Exercise A: Turn everything in the listing from the line containing "1061, 1600, 1100]" down to the line containing "401, 291, 440]" into a Markdown table with the columns Row and Line. Number each line in Row and leave out any blank lines.

Passage provided:
## begin

Saturday, December 11, 2010

argh, have to hurry to go to work

2:10 PM 12/11/10

Quitting caffeine DID NOT happen today.

(However, I haven't been using St. John's Wort very much. That's a long story and I should explain it sometime. Short version: The pills in bottles seem to lose their freshness very quickly after opening, and they become less effective, which is why I grew my own SJW a couple years ago. So even when I do occasionally take the pills, they don't work as well as they did when I first bought them. There's not much motivation to take them when they don't help a lot anymore. Anyway, they made me extra friendly when I was at work, and I made eye contact with lots of guys, who then started to believe that I was attracted to them. But I don't want to start up any relationships unless I'm really, really serious about it. It's good in some ways and bad in some ways. I'd rather not use the drug unless I feel that I have to.)

I worked a short shift at McD yesterday, which was nice. They're cutting our hours, and I'm happy about it. I've been getting ready to apply for a second job, so that it doesn't affect my income if my jobs cut hours. (I'll complain about the Forty-Hour Work Week and Overtime Pay laws some other day. That's what causes this problem.) It's nice to get a little bit of time off. I think it's because the students are going home for Christmas vacation. Also, football season is over. The students, and the football games, give us a lot of business.

Anyway, working a short shift helped me to have more energy when I got up this morning. I am calling myself a Weekend Warrior. Weekend Warriors are people who work really hard all week long and don't have time to do anything, and they have to cram all their errands and projects into their two days off, so they never rest at all. I do, actually, rest, a lot, and I hardly do any errands or projects at all. But I feel that I need to. I rest on my days off, but I don't want to. Or rather, I want to, but I feel anxious about it. And also, I get harassed by voices, who remind me of things that I need to do.

So I got up very early this morning before the sun even rose, because 'they' attacked me. I watched Harvey Putter again. The movie has some rewatchability. I'm hearing more of the lines that I couldn't hear, and I'm noticing more things than I noticed before. I can tolerate the obnoxious Rod Cheesely a bit better now. He only annoyed me in the beginning. I'm trying to figure out what Dumpy the Houseschmuck is saying, because the actor has a thick accent. I keep the volume low since I'm wearing headphones, and because I'm usually watching it at some quiet time, like 5 in the morning, when I don't want to be blaring a loud movie and bothering the neighbors.

I've used Vivarin today, and also, I have a cup of coffee here from Burger King, right now.

## end

Data to process:
## begin

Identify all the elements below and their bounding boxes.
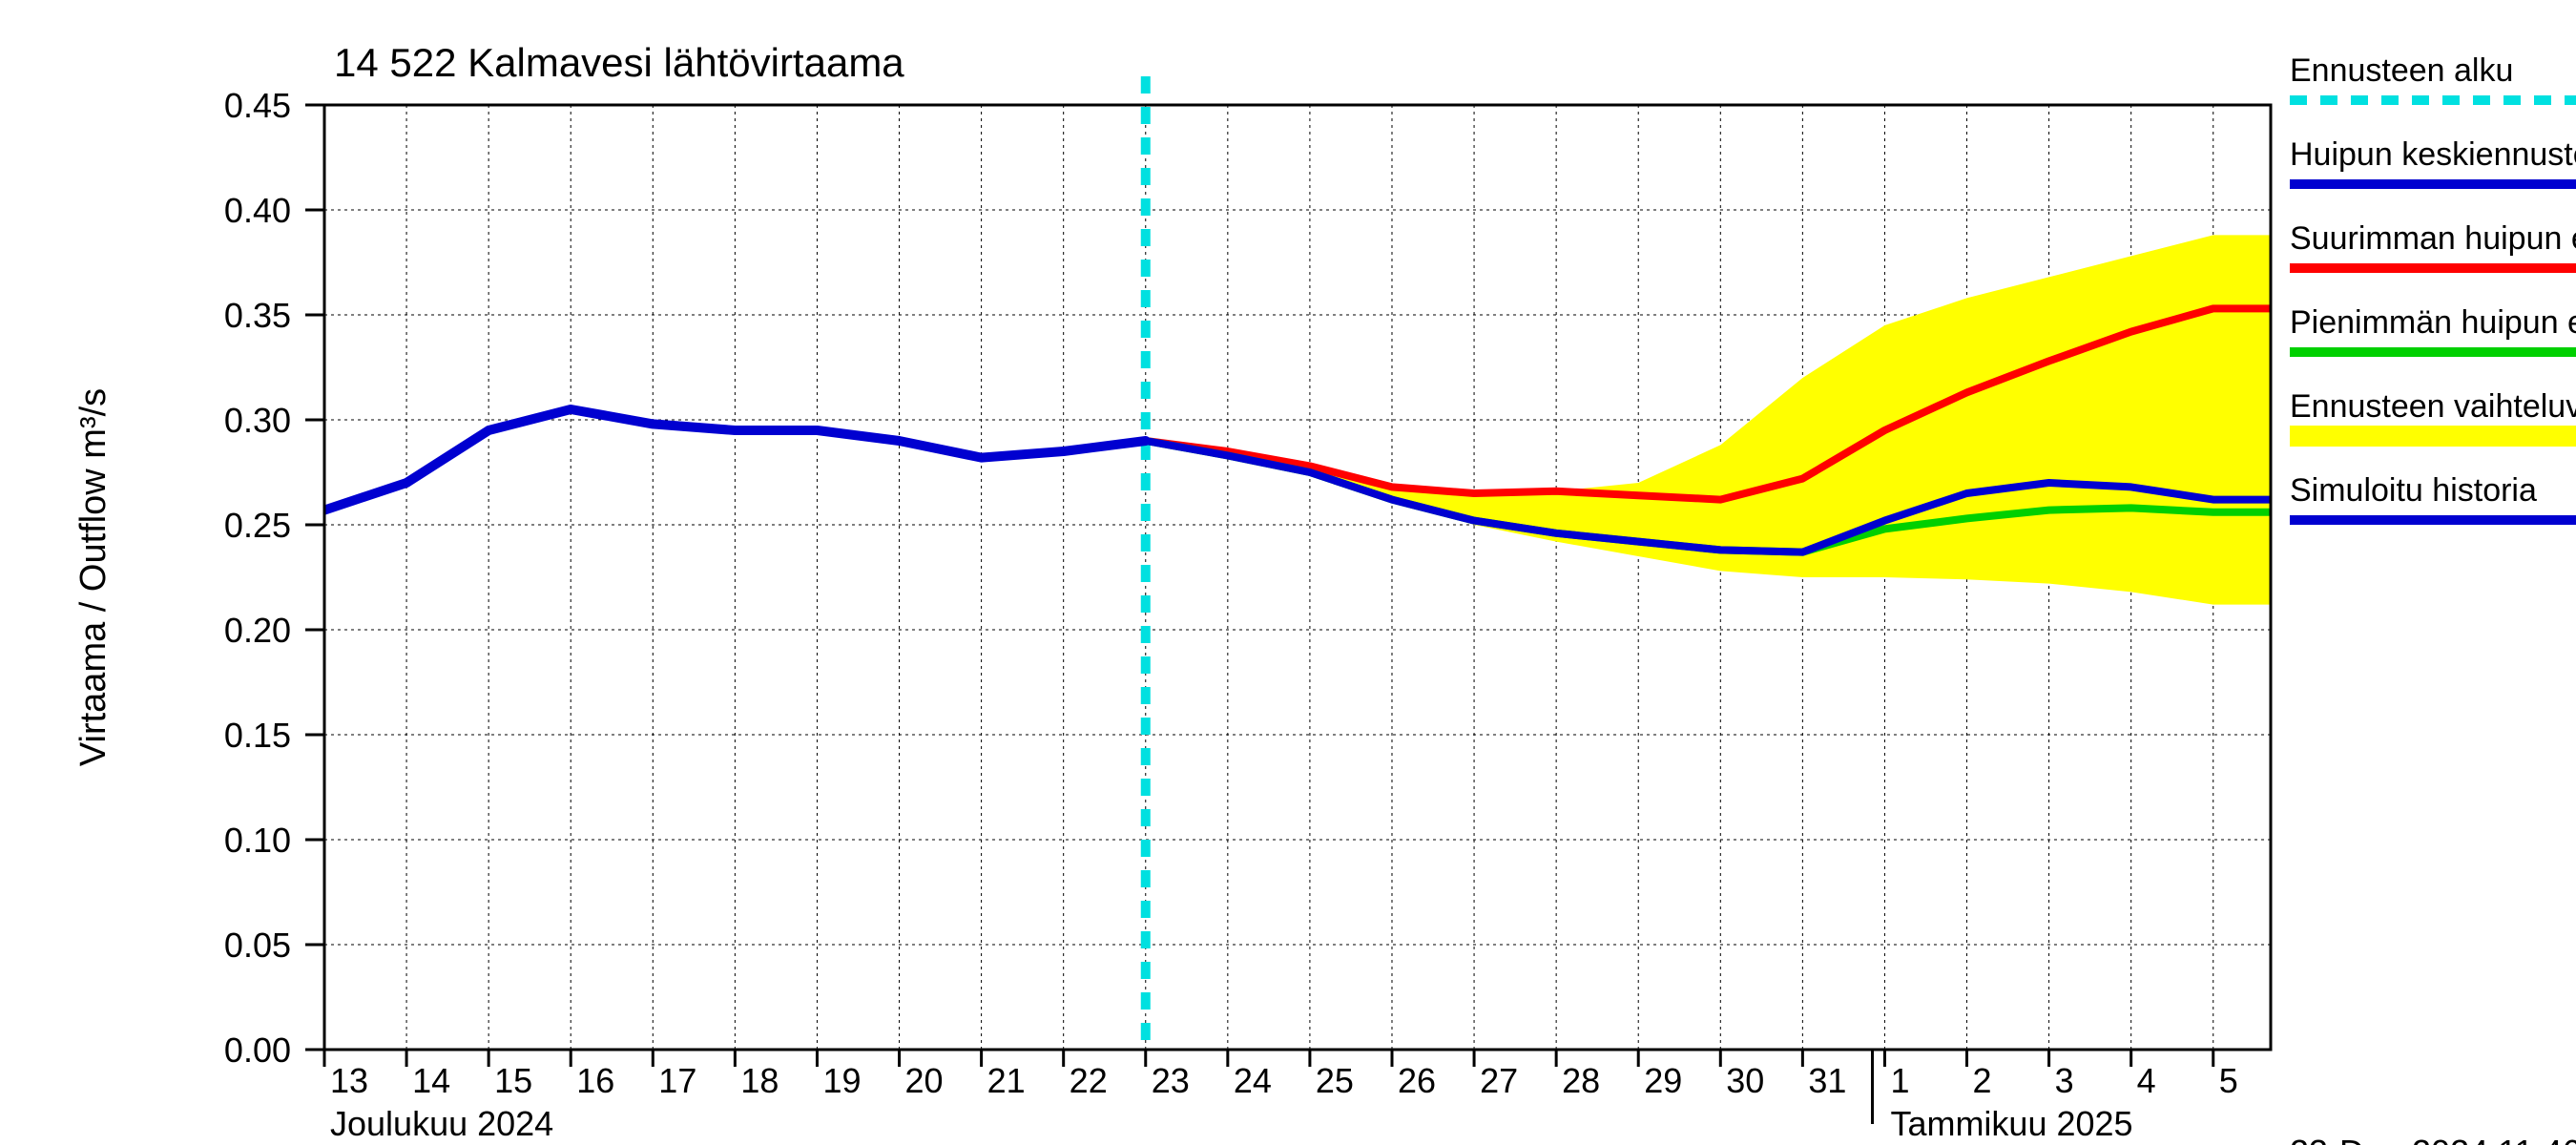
x-tick-label: 28	[1562, 1061, 1600, 1100]
x-tick-label: 15	[494, 1061, 532, 1100]
x-tick-label: 20	[905, 1061, 944, 1100]
month1-fi: Joulukuu 2024	[330, 1104, 553, 1143]
x-tick-label: 19	[822, 1061, 861, 1100]
x-tick-label: 30	[1726, 1061, 1764, 1100]
y-tick-label: 0.30	[224, 401, 291, 440]
x-tick-label: 29	[1644, 1061, 1682, 1100]
chart-svg: 0.00 0.05 0.10 0.15 0.20 0.25 0.30 0.35 0.40 0.45…	[0, 0, 2576, 1145]
x-tick-label: 24	[1234, 1061, 1272, 1100]
x-tick-label: 16	[576, 1061, 614, 1100]
y-tick-label: 0.20	[224, 611, 291, 650]
x-tick-label: 1	[1890, 1061, 1909, 1100]
y-axis-label: Virtaama / Outflow m³/s	[73, 388, 114, 766]
x-tick-label: 25	[1316, 1061, 1354, 1100]
x-tick-label: 3	[2055, 1061, 2074, 1100]
chart-footer: 23-Dec-2024 11:46 WSFS-O	[2290, 1133, 2576, 1145]
y-tick-label: 0.15	[224, 716, 291, 755]
x-tick-label: 18	[740, 1061, 779, 1100]
legend-label: Ennusteen vaihteluväli	[2290, 388, 2576, 425]
legend-label: Ennusteen alku	[2290, 52, 2513, 89]
y-tick-label: 0.05	[224, 926, 291, 965]
month2-fi: Tammikuu 2025	[1890, 1104, 2132, 1143]
x-tick-label: 17	[658, 1061, 696, 1100]
chart-title: 14 522 Kalmavesi lähtövirtaama	[334, 40, 904, 85]
x-tick-label: 13	[330, 1061, 368, 1100]
y-tick-label: 0.35	[224, 296, 291, 335]
legend-label: Suurimman huipun ennuste	[2290, 220, 2576, 257]
legend-label: Pienimmän huipun ennuste	[2290, 304, 2576, 341]
y-tick-label: 0.10	[224, 821, 291, 860]
y-tick-label: 0.40	[224, 191, 291, 230]
x-tick-label: 23	[1152, 1061, 1190, 1100]
legend-label: Huipun keskiennuste	[2290, 136, 2576, 173]
y-tick-label: 0.25	[224, 506, 291, 545]
x-tick-label: 14	[412, 1061, 450, 1100]
y-tick-label: 0.45	[224, 86, 291, 125]
outflow-forecast-chart: 0.00 0.05 0.10 0.15 0.20 0.25 0.30 0.35 0.40 0.45…	[0, 0, 2576, 1145]
x-tick-label: 4	[2137, 1061, 2156, 1100]
x-tick-label: 27	[1480, 1061, 1518, 1100]
y-tick-label: 0.00	[224, 1030, 291, 1070]
x-tick-label: 22	[1070, 1061, 1108, 1100]
x-tick-label: 21	[987, 1061, 1026, 1100]
legend-label: Simuloitu historia	[2290, 472, 2537, 509]
x-tick-label: 31	[1808, 1061, 1846, 1100]
x-tick-label: 26	[1398, 1061, 1436, 1100]
x-tick-label: 2	[1973, 1061, 1992, 1100]
x-tick-label: 5	[2219, 1061, 2238, 1100]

## end

Exercise B: Copy everything from "So I got up" down to "King, right now." in the diary entry word for word.

Written answer A:
| Row | Line |
|---|---|
| 1 | x-tick-label: 28	[1562, 1061, 1600, 1100] |
| 2 | x-tick-label: 15	[494, 1061, 532, 1100] |
| 3 | x-tick-label: 20	[905, 1061, 944, 1100] |
| 4 | month1-fi: Joulukuu 2024	[330, 1104, 553, 1143] |
| 5 | x-tick-label: 19	[822, 1061, 861, 1100] |
| 6 | x-tick-label: 30	[1726, 1061, 1764, 1100] |
| 7 | y-tick-label: 0.30	[224, 401, 291, 440] |

Written answer B:
So I got up very early this morning before the sun even rose, because 'they' attacked me. I watched Harvey Putter again. The movie has some rewatchability. I'm hearing more of the lines that I couldn't hear, and I'm noticing more things than I noticed before. I can tolerate the obnoxious Rod Cheesely a bit better now. He only annoyed me in the beginning. I'm trying to figure out what Dumpy the Houseschmuck is saying, because the actor has a thick accent. I keep the volume low since I'm wearing headphones, and because I'm usually watching it at some quiet time, like 5 in the morning, when I don't want to be blaring a loud movie and bothering the neighbors.

I've used Vivarin today, and also, I have a cup of coffee here from Burger King, right now.